■ What you should do
Convert every line of the data that follows into a JSON list of strings, one string per line, with blank lines dropped. Leave the pictures out of the answer.
----------
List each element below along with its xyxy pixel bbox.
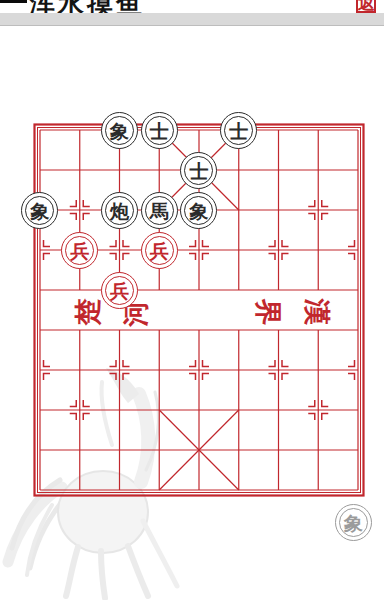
piece-glyph: 士 (229, 121, 248, 140)
piece-black-elephant[interactable]: 象 (101, 112, 138, 149)
piece-glyph: 炮 (110, 201, 129, 220)
piece-black-advisor[interactable]: 士 (220, 112, 257, 149)
level-title: 浑水摸鱼 (29, 0, 145, 13)
piece-black-elephant[interactable]: 象 (21, 192, 58, 229)
piece-red-pawn[interactable]: 兵 (141, 232, 178, 269)
piece-black-advisor[interactable]: 士 (180, 152, 217, 189)
piece-black-horse[interactable]: 馬 (141, 192, 178, 229)
back-button[interactable]: 返 (356, 0, 376, 13)
header-gray-band (0, 13, 384, 26)
piece-red-pawn[interactable]: 兵 (61, 232, 98, 269)
piece-black-elephant[interactable]: 象 (180, 192, 217, 229)
piece-black-cannon[interactable]: 炮 (101, 192, 138, 229)
piece-glyph: 兵 (150, 241, 169, 260)
piece-red-pawn[interactable]: 兵 (101, 272, 138, 309)
piece-glyph: 兵 (110, 281, 129, 300)
tray-piece-glyph: 象 (344, 514, 363, 533)
piece-glyph: 象 (110, 121, 129, 140)
piece-black-advisor[interactable]: 士 (141, 112, 178, 149)
piece-glyph: 兵 (70, 241, 89, 260)
top-left-black-segment (0, 0, 27, 3)
piece-grid: 象士士士象炮馬象兵兵兵 (20, 110, 378, 510)
piece-glyph: 象 (189, 201, 208, 220)
piece-glyph: 士 (150, 121, 169, 140)
piece-glyph: 士 (189, 161, 208, 180)
tray-piece-elephant[interactable]: 象 (335, 504, 372, 541)
piece-glyph: 馬 (150, 201, 169, 220)
header-bar: 浑水摸鱼 (0, 0, 384, 13)
piece-glyph: 象 (30, 201, 49, 220)
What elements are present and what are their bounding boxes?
----------
■ The response
[
  "List each element below along with its xyxy pixel bbox.",
  "piece-glyph: 士 (229, 121, 248, 140)",
  "piece-black-elephant[interactable]: 象 (101, 112, 138, 149)",
  "piece-glyph: 炮 (110, 201, 129, 220)",
  "piece-black-advisor[interactable]: 士 (220, 112, 257, 149)",
  "level-title: 浑水摸鱼 (29, 0, 145, 13)",
  "piece-black-elephant[interactable]: 象 (21, 192, 58, 229)",
  "piece-red-pawn[interactable]: 兵 (141, 232, 178, 269)",
  "piece-black-advisor[interactable]: 士 (180, 152, 217, 189)",
  "piece-black-horse[interactable]: 馬 (141, 192, 178, 229)",
  "back-button[interactable]: 返 (356, 0, 376, 13)",
  "header-gray-band (0, 13, 384, 26)",
  "piece-red-pawn[interactable]: 兵 (61, 232, 98, 269)",
  "piece-black-elephant[interactable]: 象 (180, 192, 217, 229)",
  "piece-black-cannon[interactable]: 炮 (101, 192, 138, 229)",
  "piece-glyph: 兵 (150, 241, 169, 260)",
  "piece-red-pawn[interactable]: 兵 (101, 272, 138, 309)",
  "piece-glyph: 兵 (110, 281, 129, 300)",
  "tray-piece-glyph: 象 (344, 514, 363, 533)",
  "piece-glyph: 象 (110, 121, 129, 140)",
  "piece-black-advisor[interactable]: 士 (141, 112, 178, 149)",
  "piece-glyph: 兵 (70, 241, 89, 260)",
  "top-left-black-segment (0, 0, 27, 3)",
  "piece-grid: 象士士士象炮馬象兵兵兵 (20, 110, 378, 510)",
  "piece-glyph: 象 (189, 201, 208, 220)",
  "piece-glyph: 士 (150, 121, 169, 140)",
  "piece-glyph: 士 (189, 161, 208, 180)",
  "tray-piece-elephant[interactable]: 象 (335, 504, 372, 541)",
  "piece-glyph: 馬 (150, 201, 169, 220)",
  "header-bar: 浑水摸鱼 (0, 0, 384, 13)",
  "piece-glyph: 象 (30, 201, 49, 220)",
  "What elements are present and what are their bounding boxes?"
]